REQUIREMENT — Print the complete set of entries exactly.

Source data
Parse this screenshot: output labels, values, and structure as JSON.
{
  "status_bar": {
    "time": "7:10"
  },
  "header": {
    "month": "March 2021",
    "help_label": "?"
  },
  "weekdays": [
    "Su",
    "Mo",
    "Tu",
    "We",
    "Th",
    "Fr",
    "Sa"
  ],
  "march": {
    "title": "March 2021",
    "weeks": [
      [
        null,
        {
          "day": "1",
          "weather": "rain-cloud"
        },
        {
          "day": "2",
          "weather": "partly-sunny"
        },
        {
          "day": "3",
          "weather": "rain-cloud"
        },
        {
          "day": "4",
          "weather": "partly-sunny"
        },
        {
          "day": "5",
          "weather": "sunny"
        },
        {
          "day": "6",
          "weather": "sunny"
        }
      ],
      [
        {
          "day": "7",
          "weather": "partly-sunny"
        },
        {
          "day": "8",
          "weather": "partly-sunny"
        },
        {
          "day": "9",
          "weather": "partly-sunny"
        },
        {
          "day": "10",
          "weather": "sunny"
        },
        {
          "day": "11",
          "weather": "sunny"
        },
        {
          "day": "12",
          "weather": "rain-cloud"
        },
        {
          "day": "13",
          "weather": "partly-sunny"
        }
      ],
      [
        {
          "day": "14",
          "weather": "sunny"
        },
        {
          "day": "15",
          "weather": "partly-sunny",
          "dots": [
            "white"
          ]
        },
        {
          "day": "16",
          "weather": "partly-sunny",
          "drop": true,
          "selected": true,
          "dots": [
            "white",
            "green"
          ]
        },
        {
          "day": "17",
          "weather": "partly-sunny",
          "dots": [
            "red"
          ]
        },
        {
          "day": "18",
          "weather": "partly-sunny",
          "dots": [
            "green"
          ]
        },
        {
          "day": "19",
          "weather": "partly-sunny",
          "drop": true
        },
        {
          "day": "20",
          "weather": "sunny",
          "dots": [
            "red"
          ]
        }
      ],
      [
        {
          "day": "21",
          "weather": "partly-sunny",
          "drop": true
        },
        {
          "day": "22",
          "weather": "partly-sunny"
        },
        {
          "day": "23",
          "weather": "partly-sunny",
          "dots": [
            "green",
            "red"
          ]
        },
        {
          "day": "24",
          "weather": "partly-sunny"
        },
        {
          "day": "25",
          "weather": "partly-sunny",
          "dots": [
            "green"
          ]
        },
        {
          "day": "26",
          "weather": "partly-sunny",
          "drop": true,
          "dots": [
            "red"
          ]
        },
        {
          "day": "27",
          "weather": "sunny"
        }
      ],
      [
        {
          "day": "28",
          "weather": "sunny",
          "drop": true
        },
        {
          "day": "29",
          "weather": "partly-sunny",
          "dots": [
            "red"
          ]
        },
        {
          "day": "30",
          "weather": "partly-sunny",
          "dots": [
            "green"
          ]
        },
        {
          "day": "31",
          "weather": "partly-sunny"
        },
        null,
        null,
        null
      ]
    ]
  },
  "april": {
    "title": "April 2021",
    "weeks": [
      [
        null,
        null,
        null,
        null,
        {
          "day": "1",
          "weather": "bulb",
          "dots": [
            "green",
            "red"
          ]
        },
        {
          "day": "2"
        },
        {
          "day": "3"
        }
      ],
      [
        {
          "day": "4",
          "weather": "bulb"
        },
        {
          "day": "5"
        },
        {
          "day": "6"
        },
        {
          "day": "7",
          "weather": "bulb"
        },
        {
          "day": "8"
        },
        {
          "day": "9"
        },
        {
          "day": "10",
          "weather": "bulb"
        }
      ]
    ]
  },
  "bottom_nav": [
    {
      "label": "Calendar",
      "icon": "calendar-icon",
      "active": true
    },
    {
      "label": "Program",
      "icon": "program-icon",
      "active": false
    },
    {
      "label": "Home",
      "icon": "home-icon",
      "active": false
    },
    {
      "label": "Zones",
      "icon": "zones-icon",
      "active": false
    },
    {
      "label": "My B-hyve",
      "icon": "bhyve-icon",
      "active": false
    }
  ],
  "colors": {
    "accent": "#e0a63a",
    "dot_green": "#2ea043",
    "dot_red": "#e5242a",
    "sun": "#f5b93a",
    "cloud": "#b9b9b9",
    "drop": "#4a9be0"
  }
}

ANSWER TO THIS TASK —
Parse this screenshot: output labels, values, and structure as JSON.
{
  "status_bar": {
    "time": "7:10"
  },
  "header": {
    "month": "March 2021",
    "help_label": "?"
  },
  "weekdays": [
    "Su",
    "Mo",
    "Tu",
    "We",
    "Th",
    "Fr",
    "Sa"
  ],
  "march": {
    "title": "March 2021",
    "weeks": [
      [
        null,
        {
          "day": "1",
          "weather": "rain-cloud"
        },
        {
          "day": "2",
          "weather": "partly-sunny"
        },
        {
          "day": "3",
          "weather": "rain-cloud"
        },
        {
          "day": "4",
          "weather": "partly-sunny"
        },
        {
          "day": "5",
          "weather": "sunny"
        },
        {
          "day": "6",
          "weather": "sunny"
        }
      ],
      [
        {
          "day": "7",
          "weather": "partly-sunny"
        },
        {
          "day": "8",
          "weather": "partly-sunny"
        },
        {
          "day": "9",
          "weather": "partly-sunny"
        },
        {
          "day": "10",
          "weather": "sunny"
        },
        {
          "day": "11",
          "weather": "sunny"
        },
        {
          "day": "12",
          "weather": "rain-cloud"
        },
        {
          "day": "13",
          "weather": "partly-sunny"
        }
      ],
      [
        {
          "day": "14",
          "weather": "sunny"
        },
        {
          "day": "15",
          "weather": "partly-sunny",
          "dots": [
            "white"
          ]
        },
        {
          "day": "16",
          "weather": "partly-sunny",
          "drop": true,
          "selected": true,
          "dots": [
            "white",
            "green"
          ]
        },
        {
          "day": "17",
          "weather": "partly-sunny",
          "dots": [
            "red"
          ]
        },
        {
          "day": "18",
          "weather": "partly-sunny",
          "dots": [
            "green"
          ]
        },
        {
          "day": "19",
          "weather": "partly-sunny",
          "drop": true
        },
        {
          "day": "20",
          "weather": "sunny",
          "dots": [
            "red"
          ]
        }
      ],
      [
        {
          "day": "21",
          "weather": "partly-sunny",
          "drop": true
        },
        {
          "day": "22",
          "weather": "partly-sunny"
        },
        {
          "day": "23",
          "weather": "partly-sunny",
          "dots": [
            "green",
            "red"
          ]
        },
        {
          "day": "24",
          "weather": "partly-sunny"
        },
        {
          "day": "25",
          "weather": "partly-sunny",
          "dots": [
            "green"
          ]
        },
        {
          "day": "26",
          "weather": "partly-sunny",
          "drop": true,
          "dots": [
            "red"
          ]
        },
        {
          "day": "27",
          "weather": "sunny"
        }
      ],
      [
        {
          "day": "28",
          "weather": "sunny",
          "drop": true
        },
        {
          "day": "29",
          "weather": "partly-sunny",
          "dots": [
            "red"
          ]
        },
        {
          "day": "30",
          "weather": "partly-sunny",
          "dots": [
            "green"
          ]
        },
        {
          "day": "31",
          "weather": "partly-sunny"
        },
        null,
        null,
        null
      ]
    ]
  },
  "april": {
    "title": "April 2021",
    "weeks": [
      [
        null,
        null,
        null,
        null,
        {
          "day": "1",
          "weather": "bulb",
          "dots": [
            "green",
            "red"
          ]
        },
        {
          "day": "2"
        },
        {
          "day": "3"
        }
      ],
      [
        {
          "day": "4",
          "weather": "bulb"
        },
        {
          "day": "5"
        },
        {
          "day": "6"
        },
        {
          "day": "7",
          "weather": "bulb"
        },
        {
          "day": "8"
        },
        {
          "day": "9"
        },
        {
          "day": "10",
          "weather": "bulb"
        }
      ]
    ]
  },
  "bottom_nav": [
    {
      "label": "Calendar",
      "icon": "calendar-icon",
      "active": true
    },
    {
      "label": "Program",
      "icon": "program-icon",
      "active": false
    },
    {
      "label": "Home",
      "icon": "home-icon",
      "active": false
    },
    {
      "label": "Zones",
      "icon": "zones-icon",
      "active": false
    },
    {
      "label": "My B-hyve",
      "icon": "bhyve-icon",
      "active": false
    }
  ],
  "colors": {
    "accent": "#e0a63a",
    "dot_green": "#2ea043",
    "dot_red": "#e5242a",
    "sun": "#f5b93a",
    "cloud": "#b9b9b9",
    "drop": "#4a9be0"
  }
}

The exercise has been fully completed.